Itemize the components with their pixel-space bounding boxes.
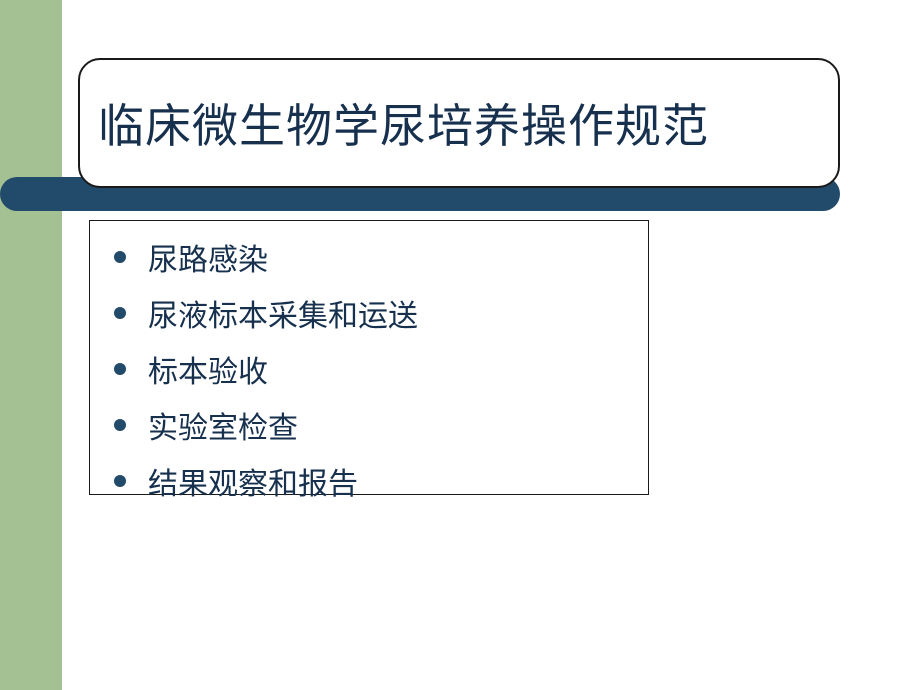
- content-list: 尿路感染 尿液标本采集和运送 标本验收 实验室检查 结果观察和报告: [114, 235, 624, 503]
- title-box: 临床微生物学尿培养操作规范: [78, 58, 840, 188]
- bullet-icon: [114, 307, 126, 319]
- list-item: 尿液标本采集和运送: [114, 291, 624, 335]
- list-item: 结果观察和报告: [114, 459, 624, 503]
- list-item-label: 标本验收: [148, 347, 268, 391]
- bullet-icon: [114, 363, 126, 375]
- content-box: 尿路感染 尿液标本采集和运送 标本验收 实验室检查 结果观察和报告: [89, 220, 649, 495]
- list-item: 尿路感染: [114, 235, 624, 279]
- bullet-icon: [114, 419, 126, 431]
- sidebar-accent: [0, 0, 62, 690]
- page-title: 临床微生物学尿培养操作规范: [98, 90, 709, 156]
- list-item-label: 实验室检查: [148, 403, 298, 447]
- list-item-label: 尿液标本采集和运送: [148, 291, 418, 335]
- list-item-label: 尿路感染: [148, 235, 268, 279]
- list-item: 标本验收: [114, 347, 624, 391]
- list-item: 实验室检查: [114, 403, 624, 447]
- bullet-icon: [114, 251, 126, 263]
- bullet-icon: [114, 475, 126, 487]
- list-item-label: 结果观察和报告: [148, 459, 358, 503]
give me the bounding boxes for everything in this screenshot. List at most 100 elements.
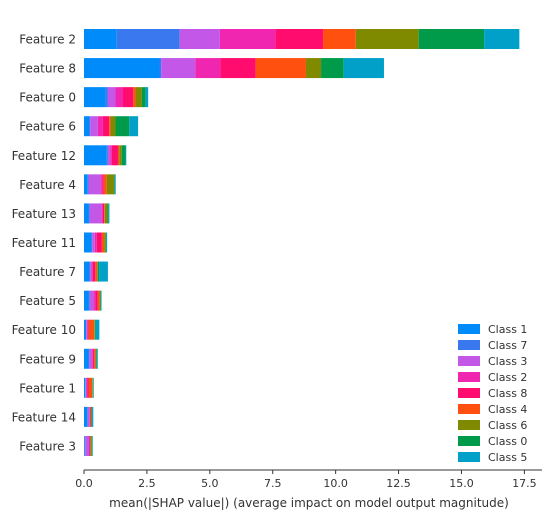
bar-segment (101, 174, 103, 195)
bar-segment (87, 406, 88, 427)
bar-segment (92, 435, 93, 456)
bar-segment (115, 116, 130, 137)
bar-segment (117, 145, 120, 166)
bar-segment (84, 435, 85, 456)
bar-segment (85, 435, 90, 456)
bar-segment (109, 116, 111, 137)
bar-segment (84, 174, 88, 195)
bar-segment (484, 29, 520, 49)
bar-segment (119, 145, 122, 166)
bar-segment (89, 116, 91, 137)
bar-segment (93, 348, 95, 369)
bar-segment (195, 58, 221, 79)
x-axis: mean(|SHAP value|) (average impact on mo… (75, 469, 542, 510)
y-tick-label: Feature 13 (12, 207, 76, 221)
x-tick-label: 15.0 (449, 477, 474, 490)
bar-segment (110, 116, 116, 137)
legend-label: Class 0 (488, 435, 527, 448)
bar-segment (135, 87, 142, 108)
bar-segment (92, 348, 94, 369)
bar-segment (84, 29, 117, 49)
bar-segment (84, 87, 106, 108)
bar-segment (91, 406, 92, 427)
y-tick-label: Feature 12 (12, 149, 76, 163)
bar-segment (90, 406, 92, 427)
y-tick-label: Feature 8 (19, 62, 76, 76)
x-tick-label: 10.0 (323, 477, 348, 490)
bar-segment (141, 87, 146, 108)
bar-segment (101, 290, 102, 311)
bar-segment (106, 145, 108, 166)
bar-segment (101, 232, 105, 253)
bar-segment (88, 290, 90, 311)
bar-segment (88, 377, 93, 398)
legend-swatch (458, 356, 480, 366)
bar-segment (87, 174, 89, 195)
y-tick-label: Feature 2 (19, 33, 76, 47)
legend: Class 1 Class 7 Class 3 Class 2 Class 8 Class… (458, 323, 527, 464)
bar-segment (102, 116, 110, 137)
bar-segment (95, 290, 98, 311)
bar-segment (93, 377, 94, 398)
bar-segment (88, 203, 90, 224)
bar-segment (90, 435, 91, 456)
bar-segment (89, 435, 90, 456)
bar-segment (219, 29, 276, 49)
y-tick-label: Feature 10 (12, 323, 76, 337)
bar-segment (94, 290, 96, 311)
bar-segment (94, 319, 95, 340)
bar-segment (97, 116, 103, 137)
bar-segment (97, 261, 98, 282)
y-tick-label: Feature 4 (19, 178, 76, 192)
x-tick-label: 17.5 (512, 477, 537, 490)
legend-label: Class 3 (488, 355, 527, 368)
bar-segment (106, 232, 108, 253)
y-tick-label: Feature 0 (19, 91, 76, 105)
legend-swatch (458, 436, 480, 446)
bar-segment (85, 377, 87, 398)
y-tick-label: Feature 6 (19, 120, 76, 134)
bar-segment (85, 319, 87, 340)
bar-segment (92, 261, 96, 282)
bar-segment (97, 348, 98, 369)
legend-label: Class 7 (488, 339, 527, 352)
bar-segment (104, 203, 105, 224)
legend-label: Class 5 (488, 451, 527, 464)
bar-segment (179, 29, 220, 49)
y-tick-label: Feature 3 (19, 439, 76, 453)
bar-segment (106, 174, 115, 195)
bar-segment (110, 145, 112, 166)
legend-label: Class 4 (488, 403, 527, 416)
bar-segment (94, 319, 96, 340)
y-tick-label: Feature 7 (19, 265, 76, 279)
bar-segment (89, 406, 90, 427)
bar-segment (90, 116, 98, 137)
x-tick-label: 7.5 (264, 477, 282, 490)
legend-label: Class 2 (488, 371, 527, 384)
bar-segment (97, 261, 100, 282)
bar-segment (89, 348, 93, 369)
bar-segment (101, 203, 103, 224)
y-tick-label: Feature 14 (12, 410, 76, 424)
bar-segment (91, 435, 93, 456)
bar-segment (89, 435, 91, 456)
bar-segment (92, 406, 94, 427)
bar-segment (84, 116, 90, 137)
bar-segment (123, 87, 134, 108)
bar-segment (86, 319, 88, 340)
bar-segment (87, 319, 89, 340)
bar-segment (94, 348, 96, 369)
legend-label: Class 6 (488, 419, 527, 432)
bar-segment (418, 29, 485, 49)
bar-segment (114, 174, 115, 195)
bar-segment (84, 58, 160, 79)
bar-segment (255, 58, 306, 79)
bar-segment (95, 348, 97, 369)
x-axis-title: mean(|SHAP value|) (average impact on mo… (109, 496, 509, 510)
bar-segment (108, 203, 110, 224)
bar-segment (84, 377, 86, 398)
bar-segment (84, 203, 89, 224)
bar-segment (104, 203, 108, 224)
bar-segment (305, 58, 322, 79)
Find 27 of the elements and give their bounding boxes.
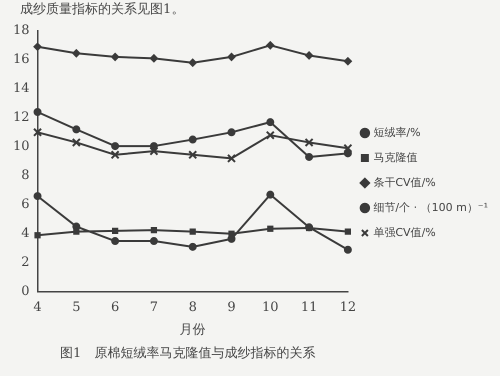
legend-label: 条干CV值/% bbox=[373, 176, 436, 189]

***

**Exercise directions**: Retype every line of the entries above word for word, leaving out the pictures.

**Response**:
Itemize the components with their pixel-space bounding boxes.
- content-list: 尿路感染 尿液标本采集和运送 标本验收 实验室检查 结果观察和报告: [114, 235, 624, 503]
- title-box: 临床微生物学尿培养操作规范: [78, 58, 840, 188]
- bullet-icon: [114, 307, 126, 319]
- list-item: 尿液标本采集和运送: [114, 291, 624, 335]
- list-item: 结果观察和报告: [114, 459, 624, 503]
- list-item-label: 标本验收: [148, 347, 268, 391]
- bullet-icon: [114, 363, 126, 375]
- content-box: 尿路感染 尿液标本采集和运送 标本验收 实验室检查 结果观察和报告: [89, 220, 649, 495]
- list-item: 尿路感染: [114, 235, 624, 279]
- bullet-icon: [114, 419, 126, 431]
- sidebar-accent: [0, 0, 62, 690]
- page-title: 临床微生物学尿培养操作规范: [98, 90, 709, 156]
- list-item-label: 实验室检查: [148, 403, 298, 447]
- list-item-label: 尿液标本采集和运送: [148, 291, 418, 335]
- list-item-label: 尿路感染: [148, 235, 268, 279]
- list-item: 标本验收: [114, 347, 624, 391]
- list-item: 实验室检查: [114, 403, 624, 447]
- bullet-icon: [114, 251, 126, 263]
- bullet-icon: [114, 475, 126, 487]
- list-item-label: 结果观察和报告: [148, 459, 358, 503]
give me the bounding boxes for everything in this screenshot. List at most 100 elements.
bar-segment (101, 174, 103, 195)
bar-segment (87, 406, 88, 427)
bar-segment (92, 435, 93, 456)
bar-segment (115, 116, 130, 137)
bar-segment (117, 145, 120, 166)
bar-segment (84, 435, 85, 456)
bar-segment (85, 435, 90, 456)
bar-segment (109, 116, 111, 137)
bar-segment (84, 174, 88, 195)
bar-segment (484, 29, 520, 49)
bar-segment (119, 145, 122, 166)
bar-segment (89, 116, 91, 137)
bar-segment (93, 348, 95, 369)
bar-segment (195, 58, 221, 79)
x-axis: mean(|SHAP value|) (average impact on mo… (75, 469, 542, 510)
y-tick-label: Feature 13 (12, 207, 76, 221)
x-tick-label: 15.0 (449, 477, 474, 490)
bar-segment (110, 116, 116, 137)
legend-label: Class 0 (488, 435, 527, 448)
bar-segment (135, 87, 142, 108)
bar-segment (92, 348, 94, 369)
bar-segment (84, 29, 117, 49)
bar-segment (84, 87, 106, 108)
bar-segment (91, 406, 92, 427)
y-tick-label: Feature 12 (12, 149, 76, 163)
bar-segment (90, 406, 92, 427)
y-tick-label: Feature 8 (19, 62, 76, 76)
x-tick-label: 10.0 (323, 477, 348, 490)
bar-segment (141, 87, 146, 108)
bar-segment (101, 290, 102, 311)
bar-segment (106, 145, 108, 166)
bar-segment (101, 232, 105, 253)
bar-segment (88, 290, 90, 311)
bar-segment (88, 377, 93, 398)
legend-swatch (458, 356, 480, 366)
bar-segment (87, 174, 89, 195)
y-tick-label: Feature 2 (19, 33, 76, 47)
legend: Class 1 Class 7 Class 3 Class 2 Class 8 Class… (458, 323, 527, 464)
bar-segment (102, 116, 110, 137)
bar-segment (95, 290, 98, 311)
bar-segment (93, 377, 94, 398)
bar-segment (88, 203, 90, 224)
bar-segment (90, 435, 91, 456)
bar-segment (89, 435, 90, 456)
bar-segment (219, 29, 276, 49)
y-tick-label: Feature 10 (12, 323, 76, 337)
bar-segment (94, 290, 96, 311)
bar-segment (94, 319, 95, 340)
bar-segment (97, 116, 103, 137)
bar-segment (97, 261, 98, 282)
y-tick-label: Feature 4 (19, 178, 76, 192)
x-tick-label: 17.5 (512, 477, 537, 490)
legend-label: Class 3 (488, 355, 527, 368)
bar-segment (106, 232, 108, 253)
y-tick-label: Feature 0 (19, 91, 76, 105)
legend-swatch (458, 436, 480, 446)
bar-segment (85, 377, 87, 398)
y-tick-label: Feature 6 (19, 120, 76, 134)
bar-segment (85, 319, 87, 340)
bar-segment (92, 261, 96, 282)
bar-segment (97, 348, 98, 369)
legend-label: Class 7 (488, 339, 527, 352)
bar-segment (104, 203, 105, 224)
legend-label: Class 5 (488, 451, 527, 464)
bar-segment (179, 29, 220, 49)
y-tick-label: Feature 3 (19, 439, 76, 453)
bar-segment (106, 174, 115, 195)
bar-segment (110, 145, 112, 166)
legend-label: Class 4 (488, 403, 527, 416)
bar-segment (94, 319, 96, 340)
y-tick-label: Feature 7 (19, 265, 76, 279)
bar-segment (89, 406, 90, 427)
bar-segment (90, 116, 98, 137)
x-tick-label: 7.5 (264, 477, 282, 490)
legend-label: Class 2 (488, 371, 527, 384)
bar-segment (97, 261, 100, 282)
bar-segment (89, 348, 93, 369)
bar-segment (101, 203, 103, 224)
y-tick-label: Feature 14 (12, 410, 76, 424)
bar-segment (91, 435, 93, 456)
bar-segment (89, 435, 91, 456)
bar-segment (92, 406, 94, 427)
bar-segment (84, 116, 90, 137)
bar-segment (123, 87, 134, 108)
bar-segment (86, 319, 88, 340)
bar-segment (87, 319, 89, 340)
bar-segment (94, 348, 96, 369)
legend-label: Class 6 (488, 419, 527, 432)
bar-segment (418, 29, 485, 49)
bar-segment (114, 174, 115, 195)
bar-segment (84, 58, 160, 79)
bar-segment (255, 58, 306, 79)
bar-segment (95, 348, 97, 369)
x-axis-title: mean(|SHAP value|) (average impact on mo… (109, 496, 509, 510)
bar-segment (108, 203, 110, 224)
bar-segment (84, 377, 86, 398)
bar-segment (84, 203, 89, 224)
bar-segment (104, 203, 108, 224)
bar-segment (305, 58, 322, 79)
Find 27 of the elements and give their bounding boxes.
legend-label: 条干CV值/% bbox=[373, 176, 436, 189]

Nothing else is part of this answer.